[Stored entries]
>>

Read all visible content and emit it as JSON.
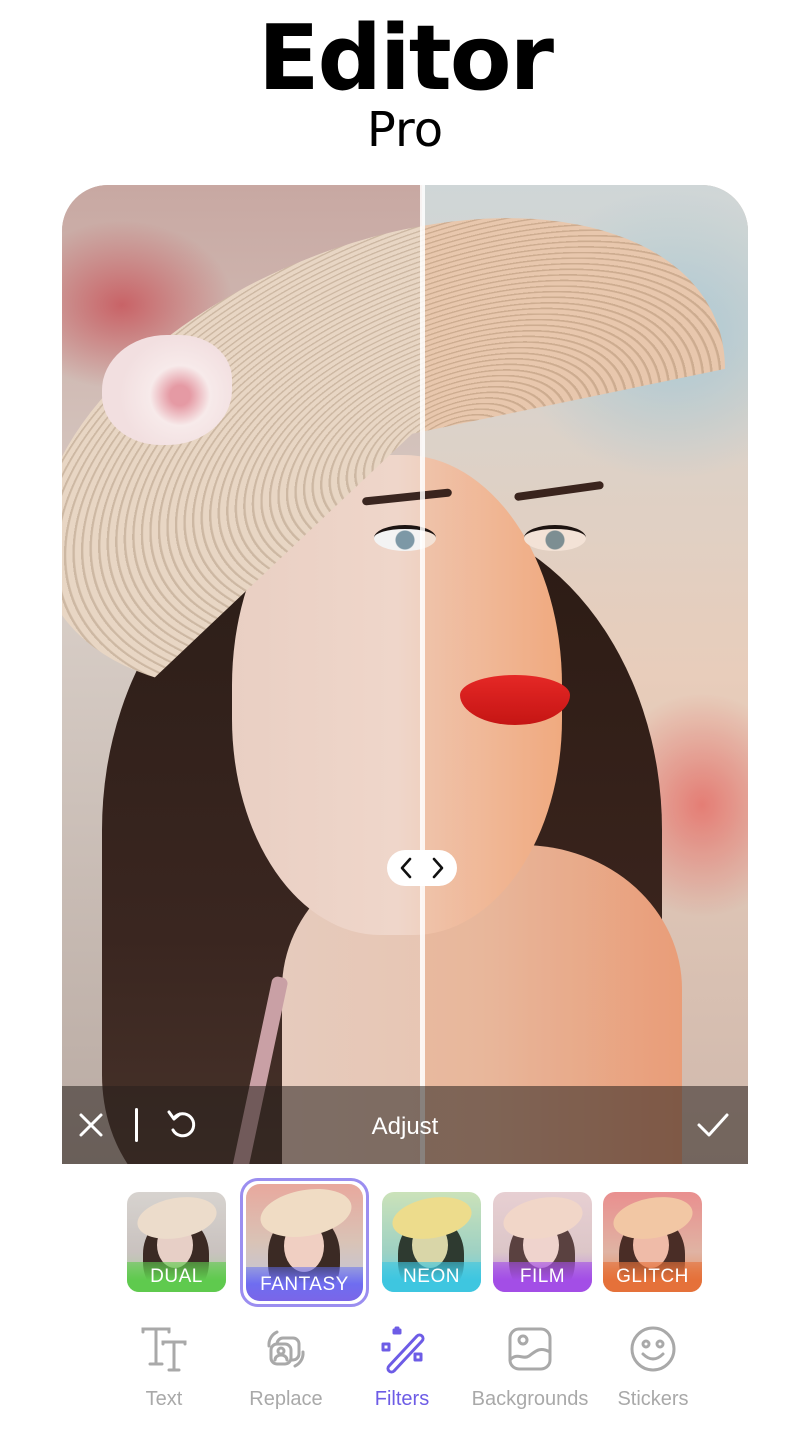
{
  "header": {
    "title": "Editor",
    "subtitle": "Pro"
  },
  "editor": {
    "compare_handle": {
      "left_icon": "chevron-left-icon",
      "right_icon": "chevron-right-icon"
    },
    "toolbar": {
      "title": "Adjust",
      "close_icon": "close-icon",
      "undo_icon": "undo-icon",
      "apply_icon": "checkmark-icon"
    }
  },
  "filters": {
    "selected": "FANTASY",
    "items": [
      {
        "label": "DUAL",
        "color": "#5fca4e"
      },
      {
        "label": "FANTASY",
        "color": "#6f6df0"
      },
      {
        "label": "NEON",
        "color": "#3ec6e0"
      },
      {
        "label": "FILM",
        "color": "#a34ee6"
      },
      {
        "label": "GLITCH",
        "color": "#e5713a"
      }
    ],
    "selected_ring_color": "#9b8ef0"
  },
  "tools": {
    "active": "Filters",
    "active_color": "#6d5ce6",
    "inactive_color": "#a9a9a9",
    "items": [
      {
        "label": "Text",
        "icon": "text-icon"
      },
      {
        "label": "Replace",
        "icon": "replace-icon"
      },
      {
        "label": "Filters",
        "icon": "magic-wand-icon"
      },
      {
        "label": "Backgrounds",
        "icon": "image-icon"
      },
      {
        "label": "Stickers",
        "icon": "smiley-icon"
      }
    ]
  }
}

<<

• **WRITTEN EXERCISE**
Using the records above, output their complete text exactly, minus any images.

• **WRITTEN ANSWER**
Read all visible content and emit it as JSON.
{
  "header": {
    "title": "Editor",
    "subtitle": "Pro"
  },
  "editor": {
    "compare_handle": {
      "left_icon": "chevron-left-icon",
      "right_icon": "chevron-right-icon"
    },
    "toolbar": {
      "title": "Adjust",
      "close_icon": "close-icon",
      "undo_icon": "undo-icon",
      "apply_icon": "checkmark-icon"
    }
  },
  "filters": {
    "selected": "FANTASY",
    "items": [
      {
        "label": "DUAL",
        "color": "#5fca4e"
      },
      {
        "label": "FANTASY",
        "color": "#6f6df0"
      },
      {
        "label": "NEON",
        "color": "#3ec6e0"
      },
      {
        "label": "FILM",
        "color": "#a34ee6"
      },
      {
        "label": "GLITCH",
        "color": "#e5713a"
      }
    ],
    "selected_ring_color": "#9b8ef0"
  },
  "tools": {
    "active": "Filters",
    "active_color": "#6d5ce6",
    "inactive_color": "#a9a9a9",
    "items": [
      {
        "label": "Text",
        "icon": "text-icon"
      },
      {
        "label": "Replace",
        "icon": "replace-icon"
      },
      {
        "label": "Filters",
        "icon": "magic-wand-icon"
      },
      {
        "label": "Backgrounds",
        "icon": "image-icon"
      },
      {
        "label": "Stickers",
        "icon": "smiley-icon"
      }
    ]
  }
}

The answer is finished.